◆ **Work instructions**
Select all lines with the string "పవలస" in them, and copy those lines.

◆ **Records for the exercise**
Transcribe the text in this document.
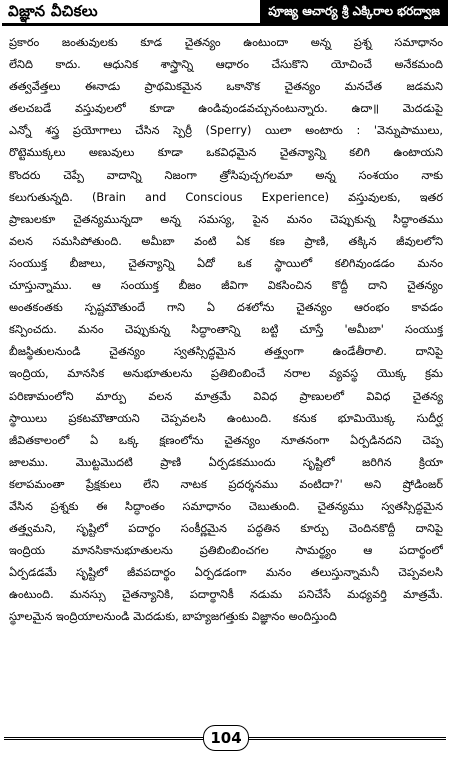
విజ్ఞాన వీచికలు	పూజ్య ఆచార్య శ్రీ ఎక్కిరాల భరద్వాజ
ప్రకారం జంతువులకు కూడ చైతన్యం ఉంటుందా అన్న ప్రశ్న సమాధానం
లేనిది కాదు. ఆధునిక శాస్త్రాన్ని ఆధారం చేసుకొని యోచించే అనేకమంది
తత్వవేత్తలు ఈనాడు ప్రాథమికమైన ఒకానొక చైతన్యం మనచేత జడమని
తలచబడే వస్తువులలో కూడా ఉండివుండవచ్చునంటున్నారు. ఉదా॥ మెదడుపై
ఎన్నో శస్త్ర ప్రయోగాలు చేసిన స్పెర్రీ (Sperry) యిలా అంటారు : 'వెన్నుపాములు,
రొట్టెముక్కలు అణువులు కూడా ఒకవిధమైన చైతన్యాన్ని కలిగి ఉంటాయని
కొందరు చెప్పే వాదాన్ని నిజంగా త్రోసిపుచ్చగలమా అన్న సంశయం నాకు
కలుగుతున్నది. (Brain and Conscious Experience) వస్తువులకు, ఇతర
ప్రాణులకూ చైతన్యమున్నదా అన్న సమస్య, పైన మనం చెప్పుకున్న సిద్ధాంతము
వలన సమసిపోతుంది. అమీబా వంటి ఏక కణ ప్రాణి, తక్కిన జీవులలోని
సంయుక్త బీజాలు, చైతన్యాన్ని ఏదో ఒక స్థాయిలో కలిగివుండడం మనం
చూస్తున్నాము. ఆ సంయుక్త బీజం జీవిగా వికసించిన కొద్దీ దాని చైతన్యం
అంతకంతకు స్పష్టమౌతుందే గాని ఏ దశలోను చైతన్యం ఆరంభం కావడం
కన్పించదు. మనం చెప్పుకున్న సిద్ధాంతాన్ని బట్టి చూస్తే 'అమీబా' సంయుక్త
బీజస్థితులనుండి చైతన్యం స్వతస్సిద్ధమైన తత్త్వంగా ఉండేతీరాలి. దానిపై
ఇంద్రియ, మానసిక అనుభూతులను ప్రతిబింబించే నరాల వ్యవస్థ యొక్క క్రమ
పరిణామంలోని మార్పు వలన మాత్రమే వివిధ ప్రాణులలో వివిధ చైతన్య
స్థాయిలు ప్రకటమౌతాయని చెప్పవలసి ఉంటుంది. కనుక భూమియొక్క సుదీర్ఘ
జీవితకాలంలో ఏ ఒక్క క్షణంలోను చైతన్యం నూతనంగా ఏర్పడినదని చెప్ప
జాలము. మొట్టమొదటి ప్రాణి ఏర్పడకముందు సృష్టిలో జరిగిన క్రియా
కలాపమంతా ప్రేక్షకులు లేని నాటక ప్రదర్శనము వంటిదా?' అని ష్రోడింజర్
వేసిన ప్రశ్నకు ఈ సిద్ధాంతం సమాధానం చెబుతుంది. చైతన్యము స్వతస్సిద్ధమైన
తత్త్వమని, సృష్టిలో పదార్థం సంకీర్ణమైన పద్ధతిన కూర్పు చెందినకొద్దీ దానిపై
ఇంద్రియ మానసికానుభూతులను ప్రతిబింబించగల సామర్థ్యం ఆ పదార్థంలో
ఏర్పడడమే సృష్టిలో జీవపదార్థం ఏర్పడడంగా మనం తలుస్తున్నామనీ చెప్పవలసి
ఉంటుంది. మనస్సు చైతన్యానికి, పదార్థానికీ నడుమ పనిచేసే మధ్యవర్తి మాత్రమే.
స్థూలమైన ఇంద్రియాలనుండి మెదడుకు, బాహ్యజగత్తుకు విజ్ఞానం అందిస్తుంది
104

◆ **Full answer**
స్థాయిలు ప్రకటమౌతాయని చెప్పవలసి ఉంటుంది. కనుక భూమియొక్క సుదీర్ఘ
ఏర్పడడమే సృష్టిలో జీవపదార్థం ఏర్పడడంగా మనం తలుస్తున్నామనీ చెప్పవలసి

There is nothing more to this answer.